- _Work instructions_: What is needed is a word-for-word copy of every record below, minus the pictures.

*** Opening of Information provided ***

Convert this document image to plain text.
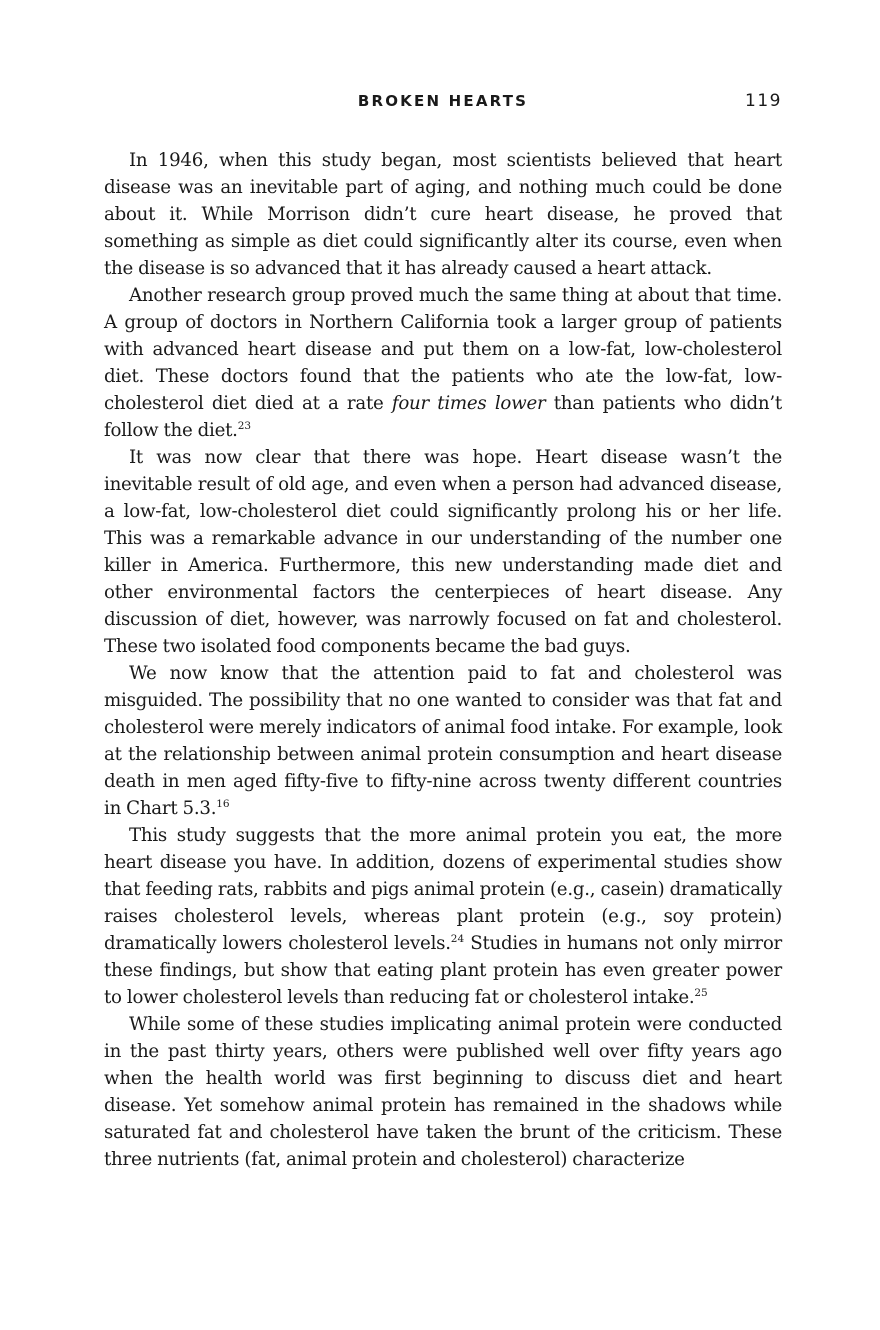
BROKEN HEARTS	119

In 1946, when this study began, most scientists believed that heart disease was an inevitable part of aging, and nothing much could be done about it. While Morrison didn’t cure heart disease, he proved that something as simple as diet could significantly alter its course, even when the disease is so advanced that it has already caused a heart attack.

Another research group proved much the same thing at about that time. A group of doctors in Northern California took a larger group of patients with advanced heart disease and put them on a low-fat, low-cholesterol diet. These doctors found that the patients who ate the low-fat, low-cholesterol diet died at a rate four times lower than patients who didn’t follow the diet.$^{23}$

It was now clear that there was hope. Heart disease wasn’t the inevitable result of old age, and even when a person had advanced disease, a low-fat, low-cholesterol diet could significantly prolong his or her life. This was a remarkable advance in our understanding of the number one killer in America. Furthermore, this new understanding made diet and other environmental factors the centerpieces of heart disease. Any discussion of diet, however, was narrowly focused on fat and cholesterol. These two isolated food components became the bad guys.

We now know that the attention paid to fat and cholesterol was misguided. The possibility that no one wanted to consider was that fat and cholesterol were merely indicators of animal food intake. For example, look at the relationship between animal protein consumption and heart disease death in men aged fifty-five to fifty-nine across twenty different countries in Chart 5.3.16

This study suggests that the more animal protein you eat, the more heart disease you have. In addition, dozens of experimental studies show that feeding rats, rabbits and pigs animal protein (e.g., casein) dramatically raises cholesterol levels, whereas plant protein (e.g., soy protein) dramatically lowers cholesterol levels.$^{24}$ Studies in humans not only mirror these findings, but show that eating plant protein has even greater power to lower cholesterol levels than reducing fat or cholesterol intake.$^{25}$

While some of these studies implicating animal protein were conducted in the past thirty years, others were published well over fifty years ago when the health world was first beginning to discuss diet and heart disease. Yet somehow animal protein has remained in the shadows while saturated fat and cholesterol have taken the brunt of the criticism. These three nutrients (fat, animal protein and cholesterol) characterize
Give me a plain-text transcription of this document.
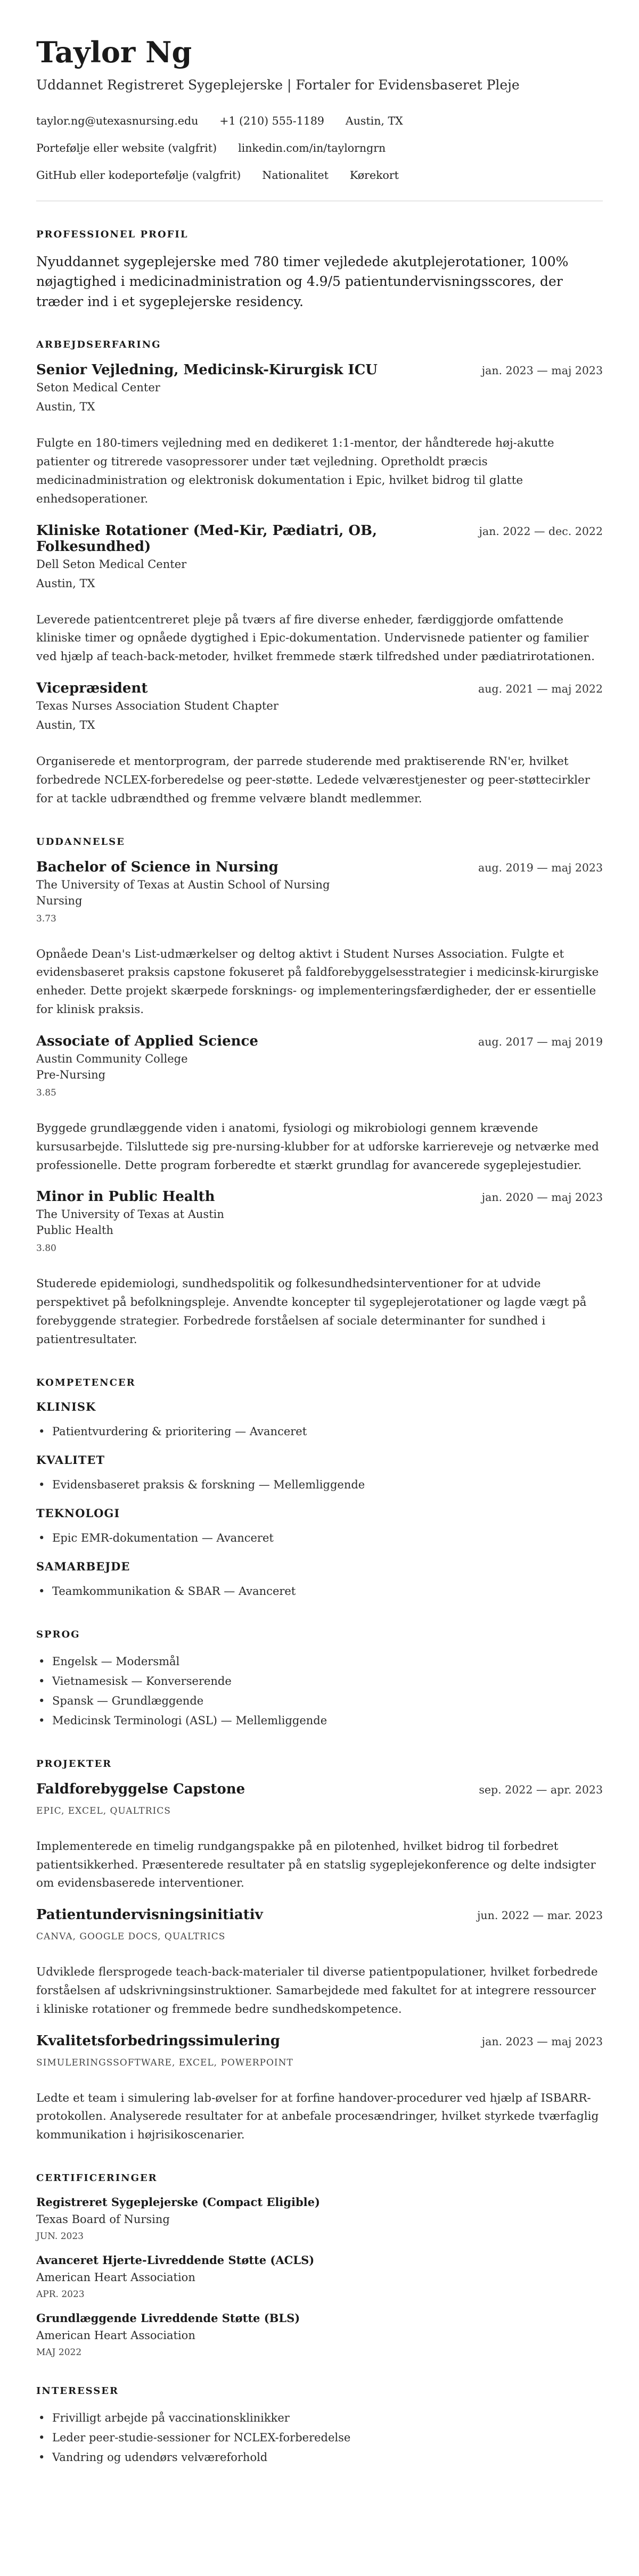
Taylor Ng
Uddannet Registreret Sygeplejerske | Fortaler for Evidensbaseret Pleje
taylor.ng@utexasnursing.edu +1 (210) 555-1189 Austin, TX
Portefølje eller website (valgfrit) linkedin.com/in/taylorngrn
GitHub eller kodeportefølje (valgfrit) Nationalitet Kørekort
PROFESSIONEL PROFIL
Nyuddannet sygeplejerske med 780 timer vejledede akutplejerotationer, 100% nøjagtighed i medicinadministration og 4.9/5 patientundervisningsscores, der træder ind i et sygeplejerske residency.
ARBEJDSERFARING
Senior Vejledning, Medicinsk-Kirurgisk ICU	jan. 2023 — maj 2023
Seton Medical Center
Austin, TX
Fulgte en 180-timers vejledning med en dedikeret 1:1-mentor, der håndterede høj-akutte patienter og titrerede vasopressorer under tæt vejledning. Opretholdt præcis medicinadministration og elektronisk dokumentation i Epic, hvilket bidrog til glatte enhedsoperationer.
Kliniske Rotationer (Med-Kir, Pædiatri, OB, Folkesundhed)
jan. 2022 — dec. 2022
Dell Seton Medical Center
Austin, TX
Leverede patientcentreret pleje på tværs af fire diverse enheder, færdiggjorde omfattende kliniske timer og opnåede dygtighed i Epic-dokumentation. Undervisnede patienter og familier ved hjælp af teach-back-metoder, hvilket fremmede stærk tilfredshed under pædiatrirotationen.
Vicepræsident	aug. 2021 — maj 2022
Texas Nurses Association Student Chapter
Austin, TX
Organiserede et mentorprogram, der parrede studerende med praktiserende RN'er, hvilket forbedrede NCLEX-forberedelse og peer-støtte. Ledede velværestjenester og peer-støttecirkler for at tackle udbrændthed og fremme velvære blandt medlemmer.
UDDANNELSE
Bachelor of Science in Nursing	aug. 2019 — maj 2023
The University of Texas at Austin School of Nursing
Nursing
3.73
Opnåede Dean's List-udmærkelser og deltog aktivt i Student Nurses Association. Fulgte et evidensbaseret praksis capstone fokuseret på faldforebyggelsesstrategier i medicinsk-kirurgiske enheder. Dette projekt skærpede forsknings- og implementeringsfærdigheder, der er essentielle for klinisk praksis.
Associate of Applied Science	aug. 2017 — maj 2019
Austin Community College
Pre-Nursing
3.85
Byggede grundlæggende viden i anatomi, fysiologi og mikrobiologi gennem krævende kursusarbejde. Tilsluttede sig pre-nursing-klubber for at udforske karriereveje og netværke med professionelle. Dette program forberedte et stærkt grundlag for avancerede sygeplejestudier.
Minor in Public Health	jan. 2020 — maj 2023
The University of Texas at Austin
Public Health
3.80
Studerede epidemiologi, sundhedspolitik og folkesundhedsinterventioner for at udvide perspektivet på befolkningspleje. Anvendte koncepter til sygeplejerotationer og lagde vægt på forebyggende strategier. Forbedrede forståelsen af sociale determinanter for sundhed i patientresultater.
KOMPETENCER
KLINISK
• Patientvurdering & prioritering — Avanceret
KVALITET
• Evidensbaseret praksis & forskning — Mellemliggende
TEKNOLOGI
• Epic EMR-dokumentation — Avanceret
SAMARBEJDE
• Teamkommunikation & SBAR — Avanceret
SPROG
• Engelsk — Modersmål
• Vietnamesisk — Konverserende
• Spansk — Grundlæggende
• Medicinsk Terminologi (ASL) — Mellemliggende
PROJEKTER
Faldforebyggelse Capstone	sep. 2022 — apr. 2023
EPIC, EXCEL, QUALTRICS
Implementerede en timelig rundgangspakke på en pilotenhed, hvilket bidrog til forbedret patientsikkerhed. Præsenterede resultater på en statslig sygeplejekonference og delte indsigter om evidensbaserede interventioner.
Patientundervisningsinitiativ	jun. 2022 — mar. 2023
CANVA, GOOGLE DOCS, QUALTRICS
Udviklede flersprogede teach-back-materialer til diverse patientpopulationer, hvilket forbedrede forståelsen af udskrivningsinstruktioner. Samarbejdede med fakultet for at integrere ressourcer i kliniske rotationer og fremmede bedre sundhedskompetence.
Kvalitetsforbedringssimulering	jan. 2023 — maj 2023
SIMULERINGSSOFTWARE, EXCEL, POWERPOINT
Ledte et team i simulering lab-øvelser for at forfine handover-procedurer ved hjælp af ISBARR-protokollen. Analyserede resultater for at anbefale procesændringer, hvilket styrkede tværfaglig kommunikation i højrisikoscenarier.
CERTIFICERINGER
Registreret Sygeplejerske (Compact Eligible)
Texas Board of Nursing
JUN. 2023
Avanceret Hjerte-Livreddende Støtte (ACLS)
American Heart Association
APR. 2023
Grundlæggende Livreddende Støtte (BLS)
American Heart Association
MAJ 2022
INTERESSER
• Frivilligt arbejde på vaccinationsklinikker
• Leder peer-studie-sessioner for NCLEX-forberedelse
• Vandring og udendørs velværeforhold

*** Close of Information provided ***

- _Answer section_:
Convert this document image to plain text.
BROKEN HEARTS	119

In 1946, when this study began, most scientists believed that heart disease was an inevitable part of aging, and nothing much could be done about it. While Morrison didn’t cure heart disease, he proved that something as simple as diet could significantly alter its course, even when the disease is so advanced that it has already caused a heart attack.

Another research group proved much the same thing at about that time. A group of doctors in Northern California took a larger group of patients with advanced heart disease and put them on a low-fat, low-cholesterol diet. These doctors found that the patients who ate the low-fat, low-cholesterol diet died at a rate four times lower than patients who didn’t follow the diet.$^{23}$

It was now clear that there was hope. Heart disease wasn’t the inevitable result of old age, and even when a person had advanced disease, a low-fat, low-cholesterol diet could significantly prolong his or her life. This was a remarkable advance in our understanding of the number one killer in America. Furthermore, this new understanding made diet and other environmental factors the centerpieces of heart disease. Any discussion of diet, however, was narrowly focused on fat and cholesterol. These two isolated food components became the bad guys.

We now know that the attention paid to fat and cholesterol was misguided. The possibility that no one wanted to consider was that fat and cholesterol were merely indicators of animal food intake. For example, look at the relationship between animal protein consumption and heart disease death in men aged fifty-five to fifty-nine across twenty different countries in Chart 5.3.16

This study suggests that the more animal protein you eat, the more heart disease you have. In addition, dozens of experimental studies show that feeding rats, rabbits and pigs animal protein (e.g., casein) dramatically raises cholesterol levels, whereas plant protein (e.g., soy protein) dramatically lowers cholesterol levels.$^{24}$ Studies in humans not only mirror these findings, but show that eating plant protein has even greater power to lower cholesterol levels than reducing fat or cholesterol intake.$^{25}$

While some of these studies implicating animal protein were conducted in the past thirty years, others were published well over fifty years ago when the health world was first beginning to discuss diet and heart disease. Yet somehow animal protein has remained in the shadows while saturated fat and cholesterol have taken the brunt of the criticism. These three nutrients (fat, animal protein and cholesterol) characterize
Give me a plain-text transcription of this document.
Taylor Ng
Uddannet Registreret Sygeplejerske | Fortaler for Evidensbaseret Pleje
taylor.ng@utexasnursing.edu +1 (210) 555-1189 Austin, TX
Portefølje eller website (valgfrit) linkedin.com/in/taylorngrn
GitHub eller kodeportefølje (valgfrit) Nationalitet Kørekort
PROFESSIONEL PROFIL
Nyuddannet sygeplejerske med 780 timer vejledede akutplejerotationer, 100% nøjagtighed i medicinadministration og 4.9/5 patientundervisningsscores, der træder ind i et sygeplejerske residency.
ARBEJDSERFARING
Senior Vejledning, Medicinsk-Kirurgisk ICU	jan. 2023 — maj 2023
Seton Medical Center
Austin, TX
Fulgte en 180-timers vejledning med en dedikeret 1:1-mentor, der håndterede høj-akutte patienter og titrerede vasopressorer under tæt vejledning. Opretholdt præcis medicinadministration og elektronisk dokumentation i Epic, hvilket bidrog til glatte enhedsoperationer.
Kliniske Rotationer (Med-Kir, Pædiatri, OB, Folkesundhed)
jan. 2022 — dec. 2022
Dell Seton Medical Center
Austin, TX
Leverede patientcentreret pleje på tværs af fire diverse enheder, færdiggjorde omfattende kliniske timer og opnåede dygtighed i Epic-dokumentation. Undervisnede patienter og familier ved hjælp af teach-back-metoder, hvilket fremmede stærk tilfredshed under pædiatrirotationen.
Vicepræsident	aug. 2021 — maj 2022
Texas Nurses Association Student Chapter
Austin, TX
Organiserede et mentorprogram, der parrede studerende med praktiserende RN'er, hvilket forbedrede NCLEX-forberedelse og peer-støtte. Ledede velværestjenester og peer-støttecirkler for at tackle udbrændthed og fremme velvære blandt medlemmer.
UDDANNELSE
Bachelor of Science in Nursing	aug. 2019 — maj 2023
The University of Texas at Austin School of Nursing
Nursing
3.73
Opnåede Dean's List-udmærkelser og deltog aktivt i Student Nurses Association. Fulgte et evidensbaseret praksis capstone fokuseret på faldforebyggelsesstrategier i medicinsk-kirurgiske enheder. Dette projekt skærpede forsknings- og implementeringsfærdigheder, der er essentielle for klinisk praksis.
Associate of Applied Science	aug. 2017 — maj 2019
Austin Community College
Pre-Nursing
3.85
Byggede grundlæggende viden i anatomi, fysiologi og mikrobiologi gennem krævende kursusarbejde. Tilsluttede sig pre-nursing-klubber for at udforske karriereveje og netværke med professionelle. Dette program forberedte et stærkt grundlag for avancerede sygeplejestudier.
Minor in Public Health	jan. 2020 — maj 2023
The University of Texas at Austin
Public Health
3.80
Studerede epidemiologi, sundhedspolitik og folkesundhedsinterventioner for at udvide perspektivet på befolkningspleje. Anvendte koncepter til sygeplejerotationer og lagde vægt på forebyggende strategier. Forbedrede forståelsen af sociale determinanter for sundhed i patientresultater.
KOMPETENCER
KLINISK
• Patientvurdering & prioritering — Avanceret
KVALITET
• Evidensbaseret praksis & forskning — Mellemliggende
TEKNOLOGI
• Epic EMR-dokumentation — Avanceret
SAMARBEJDE
• Teamkommunikation & SBAR — Avanceret
SPROG
• Engelsk — Modersmål
• Vietnamesisk — Konverserende
• Spansk — Grundlæggende
• Medicinsk Terminologi (ASL) — Mellemliggende
PROJEKTER
Faldforebyggelse Capstone	sep. 2022 — apr. 2023
EPIC, EXCEL, QUALTRICS
Implementerede en timelig rundgangspakke på en pilotenhed, hvilket bidrog til forbedret patientsikkerhed. Præsenterede resultater på en statslig sygeplejekonference og delte indsigter om evidensbaserede interventioner.
Patientundervisningsinitiativ	jun. 2022 — mar. 2023
CANVA, GOOGLE DOCS, QUALTRICS
Udviklede flersprogede teach-back-materialer til diverse patientpopulationer, hvilket forbedrede forståelsen af udskrivningsinstruktioner. Samarbejdede med fakultet for at integrere ressourcer i kliniske rotationer og fremmede bedre sundhedskompetence.
Kvalitetsforbedringssimulering	jan. 2023 — maj 2023
SIMULERINGSSOFTWARE, EXCEL, POWERPOINT
Ledte et team i simulering lab-øvelser for at forfine handover-procedurer ved hjælp af ISBARR-protokollen. Analyserede resultater for at anbefale procesændringer, hvilket styrkede tværfaglig kommunikation i højrisikoscenarier.
CERTIFICERINGER
Registreret Sygeplejerske (Compact Eligible)
Texas Board of Nursing
JUN. 2023
Avanceret Hjerte-Livreddende Støtte (ACLS)
American Heart Association
APR. 2023
Grundlæggende Livreddende Støtte (BLS)
American Heart Association
MAJ 2022
INTERESSER
• Frivilligt arbejde på vaccinationsklinikker
• Leder peer-studie-sessioner for NCLEX-forberedelse
• Vandring og udendørs velværeforhold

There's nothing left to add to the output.